§ Exercise brief: Put the rows from the first one through the line containing "y-tick-label: 100,0 <box>1860" into a JSON list of strings, one string per line, leaving out any blank lines.
--- start of Supplied records ---
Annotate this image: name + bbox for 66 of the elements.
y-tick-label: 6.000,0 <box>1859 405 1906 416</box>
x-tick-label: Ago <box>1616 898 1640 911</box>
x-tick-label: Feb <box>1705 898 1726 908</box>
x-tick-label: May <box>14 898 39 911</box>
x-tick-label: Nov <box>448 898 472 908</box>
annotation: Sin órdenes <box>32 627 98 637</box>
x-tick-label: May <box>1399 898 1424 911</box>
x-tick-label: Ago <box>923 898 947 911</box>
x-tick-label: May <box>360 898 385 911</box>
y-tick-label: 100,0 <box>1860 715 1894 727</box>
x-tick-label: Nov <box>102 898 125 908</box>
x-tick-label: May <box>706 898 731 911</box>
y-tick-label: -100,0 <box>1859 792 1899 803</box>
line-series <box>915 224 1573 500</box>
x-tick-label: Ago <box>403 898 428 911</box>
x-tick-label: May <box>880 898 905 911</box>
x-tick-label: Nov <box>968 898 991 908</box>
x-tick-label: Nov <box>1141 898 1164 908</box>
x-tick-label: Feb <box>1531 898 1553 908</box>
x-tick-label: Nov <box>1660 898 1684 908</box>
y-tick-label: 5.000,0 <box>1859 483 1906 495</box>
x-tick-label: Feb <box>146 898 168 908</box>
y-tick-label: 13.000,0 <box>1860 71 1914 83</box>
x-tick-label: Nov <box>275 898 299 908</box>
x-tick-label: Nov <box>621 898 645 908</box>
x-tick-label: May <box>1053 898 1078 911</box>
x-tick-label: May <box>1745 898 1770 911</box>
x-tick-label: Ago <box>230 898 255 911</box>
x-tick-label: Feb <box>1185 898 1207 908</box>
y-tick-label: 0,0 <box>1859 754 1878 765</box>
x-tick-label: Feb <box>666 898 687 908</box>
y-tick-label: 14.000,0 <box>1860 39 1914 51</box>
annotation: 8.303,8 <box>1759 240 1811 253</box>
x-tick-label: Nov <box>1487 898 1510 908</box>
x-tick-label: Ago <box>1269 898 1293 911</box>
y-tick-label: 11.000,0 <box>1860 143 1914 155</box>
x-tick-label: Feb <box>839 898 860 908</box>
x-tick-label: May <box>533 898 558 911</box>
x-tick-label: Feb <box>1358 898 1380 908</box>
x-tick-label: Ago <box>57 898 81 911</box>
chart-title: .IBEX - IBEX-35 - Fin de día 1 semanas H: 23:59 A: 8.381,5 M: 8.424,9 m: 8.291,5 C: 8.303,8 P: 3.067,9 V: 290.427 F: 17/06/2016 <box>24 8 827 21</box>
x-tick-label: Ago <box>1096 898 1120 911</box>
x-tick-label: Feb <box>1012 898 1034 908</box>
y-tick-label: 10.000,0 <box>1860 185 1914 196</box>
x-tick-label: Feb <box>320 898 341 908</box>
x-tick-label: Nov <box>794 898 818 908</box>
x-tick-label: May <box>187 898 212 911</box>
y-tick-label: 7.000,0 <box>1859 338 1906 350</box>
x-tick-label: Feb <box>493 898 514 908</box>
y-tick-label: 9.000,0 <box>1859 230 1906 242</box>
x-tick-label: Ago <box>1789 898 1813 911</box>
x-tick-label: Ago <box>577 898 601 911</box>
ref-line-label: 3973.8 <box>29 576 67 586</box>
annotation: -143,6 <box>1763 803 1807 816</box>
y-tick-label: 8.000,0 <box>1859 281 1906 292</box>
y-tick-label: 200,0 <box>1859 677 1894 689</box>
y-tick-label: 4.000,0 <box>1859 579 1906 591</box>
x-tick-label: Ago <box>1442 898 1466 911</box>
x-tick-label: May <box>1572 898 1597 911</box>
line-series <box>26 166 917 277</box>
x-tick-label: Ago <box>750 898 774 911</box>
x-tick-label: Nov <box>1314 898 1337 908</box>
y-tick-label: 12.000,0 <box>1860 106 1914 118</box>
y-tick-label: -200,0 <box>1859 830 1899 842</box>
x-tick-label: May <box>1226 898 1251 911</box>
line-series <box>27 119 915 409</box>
--- end of Supplied records ---
§ Result below:
[
  "Annotate this image: name + bbox for 66 of the elements.",
  "y-tick-label: 6.000,0 <box>1859 405 1906 416</box>",
  "x-tick-label: Ago <box>1616 898 1640 911</box>",
  "x-tick-label: Feb <box>1705 898 1726 908</box>",
  "x-tick-label: May <box>14 898 39 911</box>",
  "x-tick-label: Nov <box>448 898 472 908</box>",
  "annotation: Sin órdenes <box>32 627 98 637</box>",
  "x-tick-label: May <box>1399 898 1424 911</box>",
  "x-tick-label: Ago <box>923 898 947 911</box>",
  "x-tick-label: May <box>360 898 385 911</box>",
  "y-tick-label: 100,0 <box>1860 715 1894 727</box>"
]